The entries need to be copied exactly.

━━━

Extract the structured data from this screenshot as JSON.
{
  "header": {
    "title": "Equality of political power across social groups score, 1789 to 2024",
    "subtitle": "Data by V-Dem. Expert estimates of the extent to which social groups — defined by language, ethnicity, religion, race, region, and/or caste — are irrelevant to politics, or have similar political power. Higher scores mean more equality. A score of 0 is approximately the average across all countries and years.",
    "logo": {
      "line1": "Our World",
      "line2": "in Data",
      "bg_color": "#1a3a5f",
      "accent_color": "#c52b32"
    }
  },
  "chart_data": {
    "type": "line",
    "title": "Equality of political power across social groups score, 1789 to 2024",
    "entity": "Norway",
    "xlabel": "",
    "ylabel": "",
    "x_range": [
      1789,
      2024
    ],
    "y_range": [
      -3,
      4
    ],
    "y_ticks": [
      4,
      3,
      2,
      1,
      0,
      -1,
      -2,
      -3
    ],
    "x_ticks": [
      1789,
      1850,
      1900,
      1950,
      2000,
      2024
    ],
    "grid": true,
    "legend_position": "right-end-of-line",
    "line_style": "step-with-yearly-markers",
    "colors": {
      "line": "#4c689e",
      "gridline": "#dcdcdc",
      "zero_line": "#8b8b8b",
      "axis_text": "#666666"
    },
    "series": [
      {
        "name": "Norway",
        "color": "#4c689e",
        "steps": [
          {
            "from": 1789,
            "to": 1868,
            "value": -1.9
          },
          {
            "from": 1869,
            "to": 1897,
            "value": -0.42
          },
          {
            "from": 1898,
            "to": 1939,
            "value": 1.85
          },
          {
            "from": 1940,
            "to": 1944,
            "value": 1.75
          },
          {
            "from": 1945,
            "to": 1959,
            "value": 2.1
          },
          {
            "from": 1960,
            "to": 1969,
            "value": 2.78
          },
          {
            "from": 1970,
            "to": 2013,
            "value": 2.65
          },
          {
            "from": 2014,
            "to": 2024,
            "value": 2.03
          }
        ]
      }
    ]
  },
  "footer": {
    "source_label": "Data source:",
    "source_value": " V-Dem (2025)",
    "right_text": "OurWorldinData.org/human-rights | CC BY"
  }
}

━━━

= Task answer =
Extract the structured data from this screenshot as JSON.
{
  "header": {
    "title": "Equality of political power across social groups score, 1789 to 2024",
    "subtitle": "Data by V-Dem. Expert estimates of the extent to which social groups — defined by language, ethnicity, religion, race, region, and/or caste — are irrelevant to politics, or have similar political power. Higher scores mean more equality. A score of 0 is approximately the average across all countries and years.",
    "logo": {
      "line1": "Our World",
      "line2": "in Data",
      "bg_color": "#1a3a5f",
      "accent_color": "#c52b32"
    }
  },
  "chart_data": {
    "type": "line",
    "title": "Equality of political power across social groups score, 1789 to 2024",
    "entity": "Norway",
    "xlabel": "",
    "ylabel": "",
    "x_range": [
      1789,
      2024
    ],
    "y_range": [
      -3,
      4
    ],
    "y_ticks": [
      4,
      3,
      2,
      1,
      0,
      -1,
      -2,
      -3
    ],
    "x_ticks": [
      1789,
      1850,
      1900,
      1950,
      2000,
      2024
    ],
    "grid": true,
    "legend_position": "right-end-of-line",
    "line_style": "step-with-yearly-markers",
    "colors": {
      "line": "#4c689e",
      "gridline": "#dcdcdc",
      "zero_line": "#8b8b8b",
      "axis_text": "#666666"
    },
    "series": [
      {
        "name": "Norway",
        "color": "#4c689e",
        "steps": [
          {
            "from": 1789,
            "to": 1868,
            "value": -1.9
          },
          {
            "from": 1869,
            "to": 1897,
            "value": -0.42
          },
          {
            "from": 1898,
            "to": 1939,
            "value": 1.85
          },
          {
            "from": 1940,
            "to": 1944,
            "value": 1.75
          },
          {
            "from": 1945,
            "to": 1959,
            "value": 2.1
          },
          {
            "from": 1960,
            "to": 1969,
            "value": 2.78
          },
          {
            "from": 1970,
            "to": 2013,
            "value": 2.65
          },
          {
            "from": 2014,
            "to": 2024,
            "value": 2.03
          }
        ]
      }
    ]
  },
  "footer": {
    "source_label": "Data source:",
    "source_value": " V-Dem (2025)",
    "right_text": "OurWorldinData.org/human-rights | CC BY"
  }
}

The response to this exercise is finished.